==== Raw records

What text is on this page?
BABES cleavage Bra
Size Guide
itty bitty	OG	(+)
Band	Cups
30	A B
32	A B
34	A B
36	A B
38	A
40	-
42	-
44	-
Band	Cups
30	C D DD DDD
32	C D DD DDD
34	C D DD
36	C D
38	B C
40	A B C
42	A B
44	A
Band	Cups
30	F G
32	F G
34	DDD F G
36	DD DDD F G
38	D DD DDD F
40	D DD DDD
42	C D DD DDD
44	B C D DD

========
==== Raw records

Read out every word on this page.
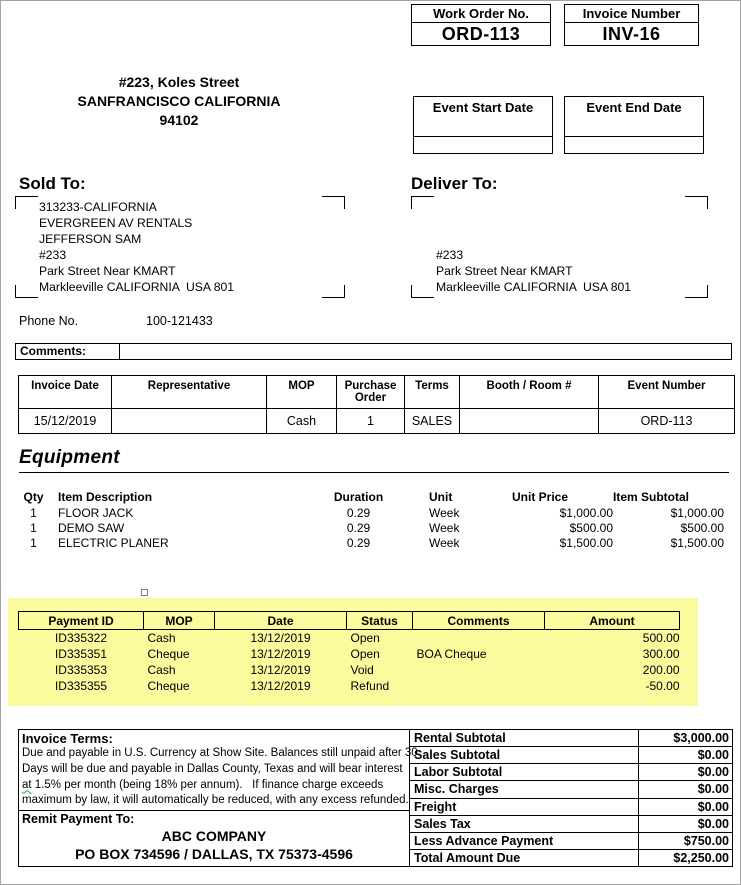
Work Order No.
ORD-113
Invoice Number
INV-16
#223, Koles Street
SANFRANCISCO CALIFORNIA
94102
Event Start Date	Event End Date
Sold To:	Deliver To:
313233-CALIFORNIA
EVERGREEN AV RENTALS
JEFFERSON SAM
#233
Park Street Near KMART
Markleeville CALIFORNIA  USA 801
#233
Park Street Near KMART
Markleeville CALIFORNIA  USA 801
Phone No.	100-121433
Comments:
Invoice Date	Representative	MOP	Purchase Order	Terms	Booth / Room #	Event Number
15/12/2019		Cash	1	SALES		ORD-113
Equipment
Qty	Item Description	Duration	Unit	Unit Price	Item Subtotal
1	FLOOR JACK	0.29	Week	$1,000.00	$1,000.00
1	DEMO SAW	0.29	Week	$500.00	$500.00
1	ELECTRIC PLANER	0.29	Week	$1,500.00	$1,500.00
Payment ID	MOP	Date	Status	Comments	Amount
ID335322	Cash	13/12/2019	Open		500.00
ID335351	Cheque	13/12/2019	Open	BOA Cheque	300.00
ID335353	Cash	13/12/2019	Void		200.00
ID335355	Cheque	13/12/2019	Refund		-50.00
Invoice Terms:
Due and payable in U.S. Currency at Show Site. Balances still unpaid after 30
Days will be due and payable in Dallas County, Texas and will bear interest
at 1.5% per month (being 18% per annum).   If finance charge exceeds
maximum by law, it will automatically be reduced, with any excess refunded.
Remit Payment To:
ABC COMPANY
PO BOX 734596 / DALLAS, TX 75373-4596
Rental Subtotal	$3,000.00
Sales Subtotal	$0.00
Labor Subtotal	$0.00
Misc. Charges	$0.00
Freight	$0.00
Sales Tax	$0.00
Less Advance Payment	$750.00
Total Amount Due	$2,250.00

========

Work out how many lines in the records above hold the string "Amount", then give only that count.

# Expected answer
2